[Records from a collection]
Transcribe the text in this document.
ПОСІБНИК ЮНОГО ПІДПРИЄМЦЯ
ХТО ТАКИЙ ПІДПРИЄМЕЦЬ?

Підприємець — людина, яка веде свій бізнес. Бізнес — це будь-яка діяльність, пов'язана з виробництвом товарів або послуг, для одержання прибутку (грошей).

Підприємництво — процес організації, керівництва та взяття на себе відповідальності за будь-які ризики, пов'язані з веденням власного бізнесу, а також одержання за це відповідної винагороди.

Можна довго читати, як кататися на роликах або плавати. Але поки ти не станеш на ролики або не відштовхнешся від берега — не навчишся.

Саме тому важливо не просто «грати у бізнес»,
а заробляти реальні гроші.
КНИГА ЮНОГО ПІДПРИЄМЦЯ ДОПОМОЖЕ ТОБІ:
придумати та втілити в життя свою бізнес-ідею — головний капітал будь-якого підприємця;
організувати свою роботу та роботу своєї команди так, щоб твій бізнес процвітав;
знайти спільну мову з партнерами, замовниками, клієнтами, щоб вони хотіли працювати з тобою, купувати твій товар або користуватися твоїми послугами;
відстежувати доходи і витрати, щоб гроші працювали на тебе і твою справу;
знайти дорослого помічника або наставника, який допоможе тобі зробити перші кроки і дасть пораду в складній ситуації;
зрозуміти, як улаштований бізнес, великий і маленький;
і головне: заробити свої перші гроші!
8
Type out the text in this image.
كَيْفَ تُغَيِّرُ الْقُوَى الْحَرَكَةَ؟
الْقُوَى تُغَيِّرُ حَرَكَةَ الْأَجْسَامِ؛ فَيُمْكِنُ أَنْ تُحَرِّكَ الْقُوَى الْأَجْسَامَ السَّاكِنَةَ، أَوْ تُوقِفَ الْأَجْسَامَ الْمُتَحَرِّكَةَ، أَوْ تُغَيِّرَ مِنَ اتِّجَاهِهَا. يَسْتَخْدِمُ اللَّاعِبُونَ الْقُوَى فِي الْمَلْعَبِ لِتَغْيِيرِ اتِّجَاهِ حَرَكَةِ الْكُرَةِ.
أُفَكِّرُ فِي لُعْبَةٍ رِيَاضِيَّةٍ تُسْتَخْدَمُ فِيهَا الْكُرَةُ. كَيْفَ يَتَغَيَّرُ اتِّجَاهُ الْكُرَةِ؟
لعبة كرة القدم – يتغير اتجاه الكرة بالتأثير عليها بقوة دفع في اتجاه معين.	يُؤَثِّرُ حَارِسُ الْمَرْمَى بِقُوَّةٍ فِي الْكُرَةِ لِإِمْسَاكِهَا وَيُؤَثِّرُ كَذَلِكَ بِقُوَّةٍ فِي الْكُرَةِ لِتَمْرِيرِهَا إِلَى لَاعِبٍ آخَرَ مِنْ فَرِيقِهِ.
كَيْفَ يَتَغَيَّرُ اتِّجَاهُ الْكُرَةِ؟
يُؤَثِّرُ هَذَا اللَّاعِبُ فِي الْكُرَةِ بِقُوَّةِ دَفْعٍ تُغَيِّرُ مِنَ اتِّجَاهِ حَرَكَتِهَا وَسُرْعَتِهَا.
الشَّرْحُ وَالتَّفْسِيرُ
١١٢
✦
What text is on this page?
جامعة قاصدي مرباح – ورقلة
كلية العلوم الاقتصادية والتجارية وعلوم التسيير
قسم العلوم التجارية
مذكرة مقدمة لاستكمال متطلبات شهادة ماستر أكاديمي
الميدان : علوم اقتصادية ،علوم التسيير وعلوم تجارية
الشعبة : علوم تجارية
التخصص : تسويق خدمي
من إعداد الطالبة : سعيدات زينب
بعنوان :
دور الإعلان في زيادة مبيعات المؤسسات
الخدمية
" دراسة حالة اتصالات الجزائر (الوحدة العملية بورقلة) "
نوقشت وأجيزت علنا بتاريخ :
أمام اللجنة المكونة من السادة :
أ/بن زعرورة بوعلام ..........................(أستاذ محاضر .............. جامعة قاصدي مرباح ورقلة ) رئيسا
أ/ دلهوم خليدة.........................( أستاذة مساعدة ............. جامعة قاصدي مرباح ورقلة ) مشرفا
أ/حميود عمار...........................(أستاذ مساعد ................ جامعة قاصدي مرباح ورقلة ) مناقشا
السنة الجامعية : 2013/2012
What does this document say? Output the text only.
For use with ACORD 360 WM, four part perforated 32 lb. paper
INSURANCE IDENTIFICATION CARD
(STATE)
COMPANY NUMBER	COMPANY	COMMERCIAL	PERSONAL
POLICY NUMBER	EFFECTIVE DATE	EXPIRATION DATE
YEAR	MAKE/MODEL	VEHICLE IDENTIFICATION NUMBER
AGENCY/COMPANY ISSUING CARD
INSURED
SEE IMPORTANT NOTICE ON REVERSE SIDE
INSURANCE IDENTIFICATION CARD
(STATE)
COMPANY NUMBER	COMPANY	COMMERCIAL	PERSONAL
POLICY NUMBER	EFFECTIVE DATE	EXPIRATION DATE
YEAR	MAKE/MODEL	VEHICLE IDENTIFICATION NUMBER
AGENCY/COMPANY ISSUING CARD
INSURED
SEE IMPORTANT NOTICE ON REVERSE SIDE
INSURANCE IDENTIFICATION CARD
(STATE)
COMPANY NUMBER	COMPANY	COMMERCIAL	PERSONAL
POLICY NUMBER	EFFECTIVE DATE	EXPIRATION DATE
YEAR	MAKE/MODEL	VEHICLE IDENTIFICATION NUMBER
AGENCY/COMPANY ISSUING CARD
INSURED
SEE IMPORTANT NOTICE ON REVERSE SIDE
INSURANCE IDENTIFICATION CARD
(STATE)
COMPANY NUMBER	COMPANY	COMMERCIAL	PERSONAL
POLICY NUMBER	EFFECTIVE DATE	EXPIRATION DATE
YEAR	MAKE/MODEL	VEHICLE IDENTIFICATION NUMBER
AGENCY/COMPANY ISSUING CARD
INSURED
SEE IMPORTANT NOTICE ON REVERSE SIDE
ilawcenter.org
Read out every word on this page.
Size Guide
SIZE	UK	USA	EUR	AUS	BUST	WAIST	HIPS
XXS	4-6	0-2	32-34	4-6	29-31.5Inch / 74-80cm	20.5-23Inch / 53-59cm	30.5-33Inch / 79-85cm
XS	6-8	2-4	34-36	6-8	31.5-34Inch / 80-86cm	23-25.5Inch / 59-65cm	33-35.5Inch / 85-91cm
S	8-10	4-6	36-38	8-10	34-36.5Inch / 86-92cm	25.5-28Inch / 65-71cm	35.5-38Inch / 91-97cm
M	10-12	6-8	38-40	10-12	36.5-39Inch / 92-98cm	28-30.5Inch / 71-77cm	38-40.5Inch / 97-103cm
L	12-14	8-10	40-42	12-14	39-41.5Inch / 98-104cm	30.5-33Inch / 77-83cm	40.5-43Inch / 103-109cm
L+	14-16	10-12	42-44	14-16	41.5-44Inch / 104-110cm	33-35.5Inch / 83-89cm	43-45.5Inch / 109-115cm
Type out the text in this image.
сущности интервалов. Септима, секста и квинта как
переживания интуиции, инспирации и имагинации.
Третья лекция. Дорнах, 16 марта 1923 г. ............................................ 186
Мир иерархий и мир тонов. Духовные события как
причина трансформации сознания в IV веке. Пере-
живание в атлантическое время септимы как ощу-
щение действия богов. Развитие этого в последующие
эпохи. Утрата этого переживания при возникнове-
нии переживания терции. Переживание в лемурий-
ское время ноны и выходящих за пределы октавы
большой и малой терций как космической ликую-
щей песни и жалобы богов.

### WHAT TO DO
Write out every record verbatim.

### RESULT FOR THIS EXERCISE
Transcribe the text in this document.
ПОСІБНИК ЮНОГО ПІДПРИЄМЦЯ
ХТО ТАКИЙ ПІДПРИЄМЕЦЬ?

Підприємець — людина, яка веде свій бізнес. Бізнес — це будь-яка діяльність, пов'язана з виробництвом товарів або послуг, для одержання прибутку (грошей).

Підприємництво — процес організації, керівництва та взяття на себе відповідальності за будь-які ризики, пов'язані з веденням власного бізнесу, а також одержання за це відповідної винагороди.

Можна довго читати, як кататися на роликах або плавати. Але поки ти не станеш на ролики або не відштовхнешся від берега — не навчишся.

Саме тому важливо не просто «грати у бізнес»,
а заробляти реальні гроші.
КНИГА ЮНОГО ПІДПРИЄМЦЯ ДОПОМОЖЕ ТОБІ:
придумати та втілити в життя свою бізнес-ідею — головний капітал будь-якого підприємця;
організувати свою роботу та роботу своєї команди так, щоб твій бізнес процвітав;
знайти спільну мову з партнерами, замовниками, клієнтами, щоб вони хотіли працювати з тобою, купувати твій товар або користуватися твоїми послугами;
відстежувати доходи і витрати, щоб гроші працювали на тебе і твою справу;
знайти дорослого помічника або наставника, який допоможе тобі зробити перші кроки і дасть пораду в складній ситуації;
зрозуміти, як улаштований бізнес, великий і маленький;
і головне: заробити свої перші гроші!
8
Type out the text in this image.
كَيْفَ تُغَيِّرُ الْقُوَى الْحَرَكَةَ؟
الْقُوَى تُغَيِّرُ حَرَكَةَ الْأَجْسَامِ؛ فَيُمْكِنُ أَنْ تُحَرِّكَ الْقُوَى الْأَجْسَامَ السَّاكِنَةَ، أَوْ تُوقِفَ الْأَجْسَامَ الْمُتَحَرِّكَةَ، أَوْ تُغَيِّرَ مِنَ اتِّجَاهِهَا. يَسْتَخْدِمُ اللَّاعِبُونَ الْقُوَى فِي الْمَلْعَبِ لِتَغْيِيرِ اتِّجَاهِ حَرَكَةِ الْكُرَةِ.
أُفَكِّرُ فِي لُعْبَةٍ رِيَاضِيَّةٍ تُسْتَخْدَمُ فِيهَا الْكُرَةُ. كَيْفَ يَتَغَيَّرُ اتِّجَاهُ الْكُرَةِ؟
لعبة كرة القدم – يتغير اتجاه الكرة بالتأثير عليها بقوة دفع في اتجاه معين.	يُؤَثِّرُ حَارِسُ الْمَرْمَى بِقُوَّةٍ فِي الْكُرَةِ لِإِمْسَاكِهَا وَيُؤَثِّرُ كَذَلِكَ بِقُوَّةٍ فِي الْكُرَةِ لِتَمْرِيرِهَا إِلَى لَاعِبٍ آخَرَ مِنْ فَرِيقِهِ.
كَيْفَ يَتَغَيَّرُ اتِّجَاهُ الْكُرَةِ؟
يُؤَثِّرُ هَذَا اللَّاعِبُ فِي الْكُرَةِ بِقُوَّةِ دَفْعٍ تُغَيِّرُ مِنَ اتِّجَاهِ حَرَكَتِهَا وَسُرْعَتِهَا.
الشَّرْحُ وَالتَّفْسِيرُ
١١٢
✦
What text is on this page?
جامعة قاصدي مرباح – ورقلة
كلية العلوم الاقتصادية والتجارية وعلوم التسيير
قسم العلوم التجارية
مذكرة مقدمة لاستكمال متطلبات شهادة ماستر أكاديمي
الميدان : علوم اقتصادية ،علوم التسيير وعلوم تجارية
الشعبة : علوم تجارية
التخصص : تسويق خدمي
من إعداد الطالبة : سعيدات زينب
بعنوان :
دور الإعلان في زيادة مبيعات المؤسسات
الخدمية
" دراسة حالة اتصالات الجزائر (الوحدة العملية بورقلة) "
نوقشت وأجيزت علنا بتاريخ :
أمام اللجنة المكونة من السادة :
أ/بن زعرورة بوعلام ..........................(أستاذ محاضر .............. جامعة قاصدي مرباح ورقلة ) رئيسا
أ/ دلهوم خليدة.........................( أستاذة مساعدة ............. جامعة قاصدي مرباح ورقلة ) مشرفا
أ/حميود عمار...........................(أستاذ مساعد ................ جامعة قاصدي مرباح ورقلة ) مناقشا
السنة الجامعية : 2013/2012
What does this document say? Output the text only.
For use with ACORD 360 WM, four part perforated 32 lb. paper
INSURANCE IDENTIFICATION CARD
(STATE)
COMPANY NUMBER	COMPANY	COMMERCIAL	PERSONAL
POLICY NUMBER	EFFECTIVE DATE	EXPIRATION DATE
YEAR	MAKE/MODEL	VEHICLE IDENTIFICATION NUMBER
AGENCY/COMPANY ISSUING CARD
INSURED
SEE IMPORTANT NOTICE ON REVERSE SIDE
INSURANCE IDENTIFICATION CARD
(STATE)
COMPANY NUMBER	COMPANY	COMMERCIAL	PERSONAL
POLICY NUMBER	EFFECTIVE DATE	EXPIRATION DATE
YEAR	MAKE/MODEL	VEHICLE IDENTIFICATION NUMBER
AGENCY/COMPANY ISSUING CARD
INSURED
SEE IMPORTANT NOTICE ON REVERSE SIDE
INSURANCE IDENTIFICATION CARD
(STATE)
COMPANY NUMBER	COMPANY	COMMERCIAL	PERSONAL
POLICY NUMBER	EFFECTIVE DATE	EXPIRATION DATE
YEAR	MAKE/MODEL	VEHICLE IDENTIFICATION NUMBER
AGENCY/COMPANY ISSUING CARD
INSURED
SEE IMPORTANT NOTICE ON REVERSE SIDE
INSURANCE IDENTIFICATION CARD
(STATE)
COMPANY NUMBER	COMPANY	COMMERCIAL	PERSONAL
POLICY NUMBER	EFFECTIVE DATE	EXPIRATION DATE
YEAR	MAKE/MODEL	VEHICLE IDENTIFICATION NUMBER
AGENCY/COMPANY ISSUING CARD
INSURED
SEE IMPORTANT NOTICE ON REVERSE SIDE
ilawcenter.org
Read out every word on this page.
Size Guide
SIZE	UK	USA	EUR	AUS	BUST	WAIST	HIPS
XXS	4-6	0-2	32-34	4-6	29-31.5Inch / 74-80cm	20.5-23Inch / 53-59cm	30.5-33Inch / 79-85cm
XS	6-8	2-4	34-36	6-8	31.5-34Inch / 80-86cm	23-25.5Inch / 59-65cm	33-35.5Inch / 85-91cm
S	8-10	4-6	36-38	8-10	34-36.5Inch / 86-92cm	25.5-28Inch / 65-71cm	35.5-38Inch / 91-97cm
M	10-12	6-8	38-40	10-12	36.5-39Inch / 92-98cm	28-30.5Inch / 71-77cm	38-40.5Inch / 97-103cm
L	12-14	8-10	40-42	12-14	39-41.5Inch / 98-104cm	30.5-33Inch / 77-83cm	40.5-43Inch / 103-109cm
L+	14-16	10-12	42-44	14-16	41.5-44Inch / 104-110cm	33-35.5Inch / 83-89cm	43-45.5Inch / 109-115cm
Type out the text in this image.
сущности интервалов. Септима, секста и квинта как
переживания интуиции, инспирации и имагинации.
Третья лекция. Дорнах, 16 марта 1923 г. ............................................ 186
Мир иерархий и мир тонов. Духовные события как
причина трансформации сознания в IV веке. Пере-
живание в атлантическое время септимы как ощу-
щение действия богов. Развитие этого в последующие
эпохи. Утрата этого переживания при возникнове-
нии переживания терции. Переживание в лемурий-
ское время ноны и выходящих за пределы октавы
большой и малой терций как космической ликую-
щей песни и жалобы богов.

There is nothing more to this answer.